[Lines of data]
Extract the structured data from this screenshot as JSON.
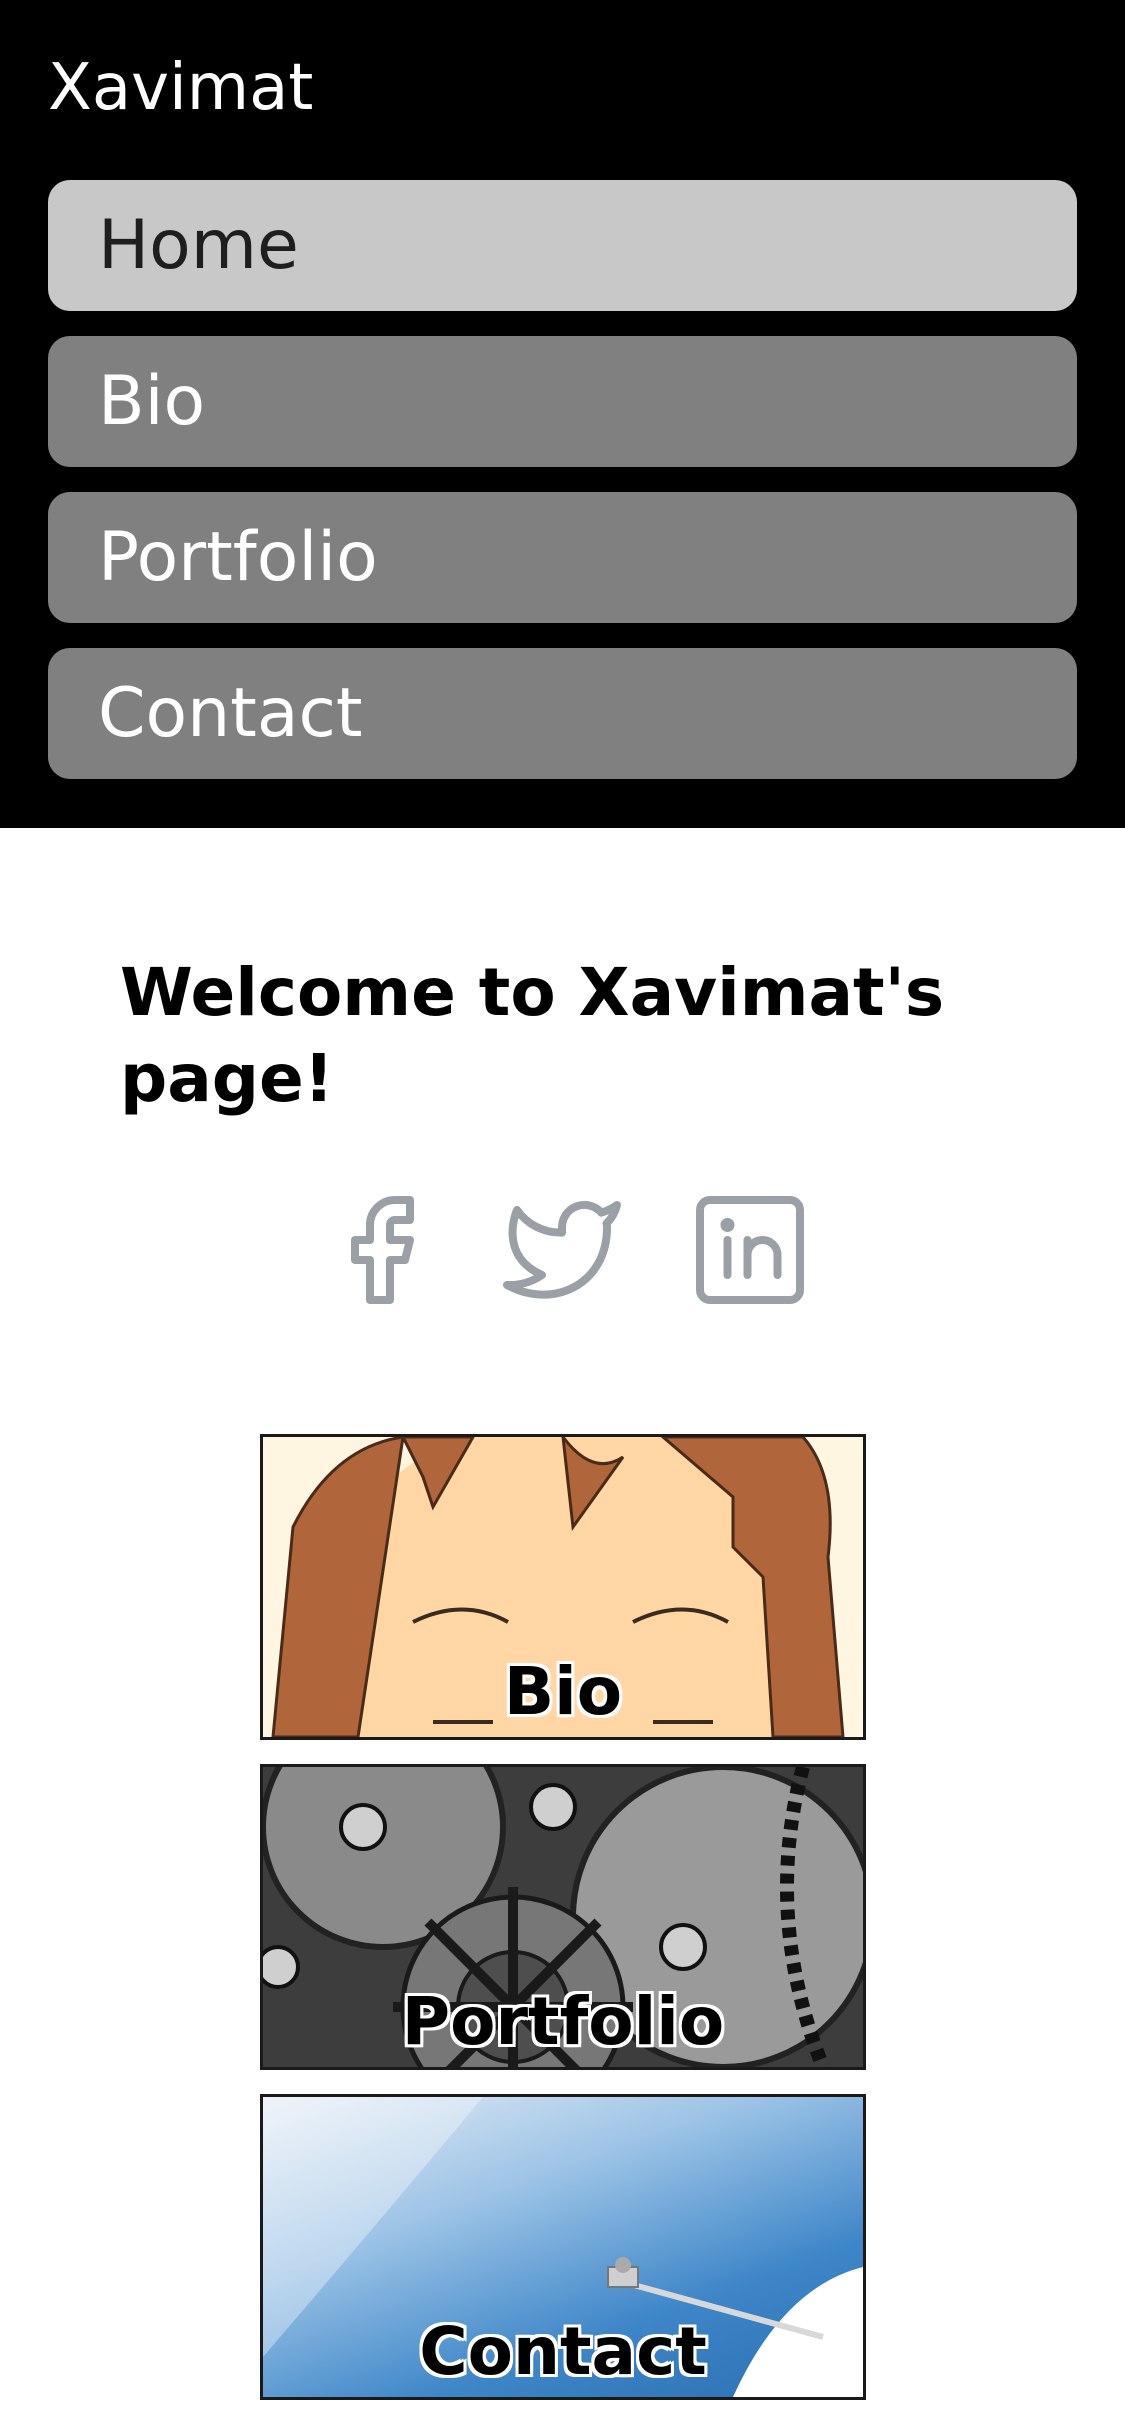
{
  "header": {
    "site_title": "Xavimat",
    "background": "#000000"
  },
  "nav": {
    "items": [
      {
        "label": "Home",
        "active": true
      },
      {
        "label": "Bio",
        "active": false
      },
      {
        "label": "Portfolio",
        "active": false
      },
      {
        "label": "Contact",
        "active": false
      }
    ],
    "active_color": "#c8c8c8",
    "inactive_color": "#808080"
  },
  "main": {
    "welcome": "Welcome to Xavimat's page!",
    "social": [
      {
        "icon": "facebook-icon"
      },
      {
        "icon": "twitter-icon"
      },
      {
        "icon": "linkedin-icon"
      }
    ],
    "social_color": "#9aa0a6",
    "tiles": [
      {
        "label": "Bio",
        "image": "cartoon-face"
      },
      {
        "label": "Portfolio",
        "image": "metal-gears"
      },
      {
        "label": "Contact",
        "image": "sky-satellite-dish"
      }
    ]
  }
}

...

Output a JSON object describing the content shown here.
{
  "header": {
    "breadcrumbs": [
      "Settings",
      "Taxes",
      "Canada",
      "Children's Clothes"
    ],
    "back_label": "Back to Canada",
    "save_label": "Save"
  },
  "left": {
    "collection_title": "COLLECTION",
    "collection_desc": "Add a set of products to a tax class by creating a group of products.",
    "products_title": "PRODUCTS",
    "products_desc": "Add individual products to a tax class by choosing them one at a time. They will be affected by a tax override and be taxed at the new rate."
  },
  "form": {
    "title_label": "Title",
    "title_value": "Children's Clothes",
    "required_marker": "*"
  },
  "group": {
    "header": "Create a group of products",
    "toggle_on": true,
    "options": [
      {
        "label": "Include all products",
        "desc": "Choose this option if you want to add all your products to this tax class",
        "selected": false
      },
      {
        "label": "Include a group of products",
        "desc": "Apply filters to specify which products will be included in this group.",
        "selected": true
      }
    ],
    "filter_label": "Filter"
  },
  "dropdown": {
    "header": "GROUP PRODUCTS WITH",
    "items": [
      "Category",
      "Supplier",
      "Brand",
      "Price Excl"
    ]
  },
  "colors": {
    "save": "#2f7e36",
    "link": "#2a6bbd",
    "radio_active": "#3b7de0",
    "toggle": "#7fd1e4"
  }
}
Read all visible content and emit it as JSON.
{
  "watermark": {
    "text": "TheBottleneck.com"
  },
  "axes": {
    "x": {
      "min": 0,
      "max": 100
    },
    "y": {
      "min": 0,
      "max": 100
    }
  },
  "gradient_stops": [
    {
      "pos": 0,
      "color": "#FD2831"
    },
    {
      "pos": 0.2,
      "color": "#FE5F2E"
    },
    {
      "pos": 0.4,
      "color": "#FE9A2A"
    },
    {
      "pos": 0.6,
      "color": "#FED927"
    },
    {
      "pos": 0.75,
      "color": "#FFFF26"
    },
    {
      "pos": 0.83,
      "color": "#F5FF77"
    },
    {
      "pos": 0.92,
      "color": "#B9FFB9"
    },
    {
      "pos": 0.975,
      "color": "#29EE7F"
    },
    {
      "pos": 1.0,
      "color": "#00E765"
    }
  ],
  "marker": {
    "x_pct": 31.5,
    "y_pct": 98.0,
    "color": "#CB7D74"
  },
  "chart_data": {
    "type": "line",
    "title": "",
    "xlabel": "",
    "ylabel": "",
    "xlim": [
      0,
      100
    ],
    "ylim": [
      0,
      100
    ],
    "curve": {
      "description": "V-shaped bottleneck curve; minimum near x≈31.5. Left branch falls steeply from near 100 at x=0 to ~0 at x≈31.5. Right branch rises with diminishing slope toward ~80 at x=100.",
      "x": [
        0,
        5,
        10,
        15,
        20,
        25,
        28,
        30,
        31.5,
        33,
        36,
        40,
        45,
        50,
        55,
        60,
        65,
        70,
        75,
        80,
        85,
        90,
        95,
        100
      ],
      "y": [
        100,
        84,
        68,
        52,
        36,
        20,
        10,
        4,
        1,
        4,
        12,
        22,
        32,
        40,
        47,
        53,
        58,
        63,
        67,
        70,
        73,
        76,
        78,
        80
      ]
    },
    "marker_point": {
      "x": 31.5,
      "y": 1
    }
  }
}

* * *

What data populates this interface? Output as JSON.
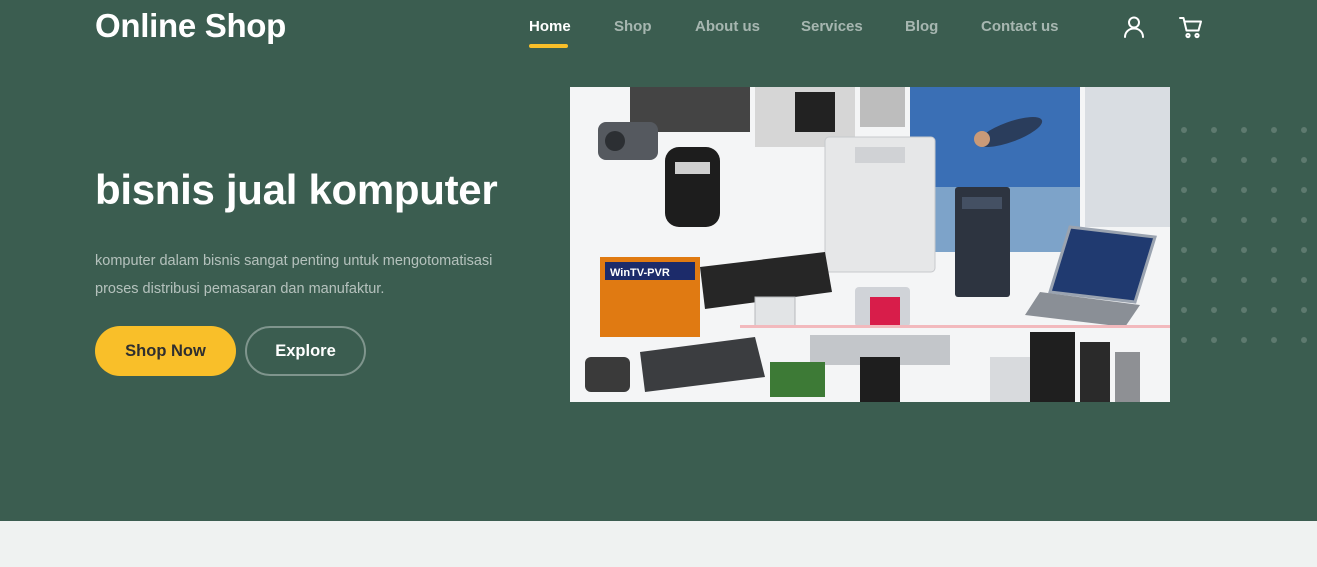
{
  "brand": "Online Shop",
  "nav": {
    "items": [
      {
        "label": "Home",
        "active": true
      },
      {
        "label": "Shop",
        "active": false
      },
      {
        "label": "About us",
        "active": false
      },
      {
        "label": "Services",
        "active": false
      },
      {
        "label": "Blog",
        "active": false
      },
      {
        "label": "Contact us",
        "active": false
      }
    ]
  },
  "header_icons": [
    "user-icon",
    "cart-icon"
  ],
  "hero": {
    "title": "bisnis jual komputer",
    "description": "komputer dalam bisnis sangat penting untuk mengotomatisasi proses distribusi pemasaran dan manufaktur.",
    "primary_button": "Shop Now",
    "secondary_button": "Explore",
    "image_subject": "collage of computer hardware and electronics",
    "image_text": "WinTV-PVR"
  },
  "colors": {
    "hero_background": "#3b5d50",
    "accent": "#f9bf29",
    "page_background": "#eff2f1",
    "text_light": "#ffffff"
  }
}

▶ TASK OBJECTIVE
Count the lines of the data that contain the string "Clothes", and reply with that number alone.

▶ TASK ANSWER
2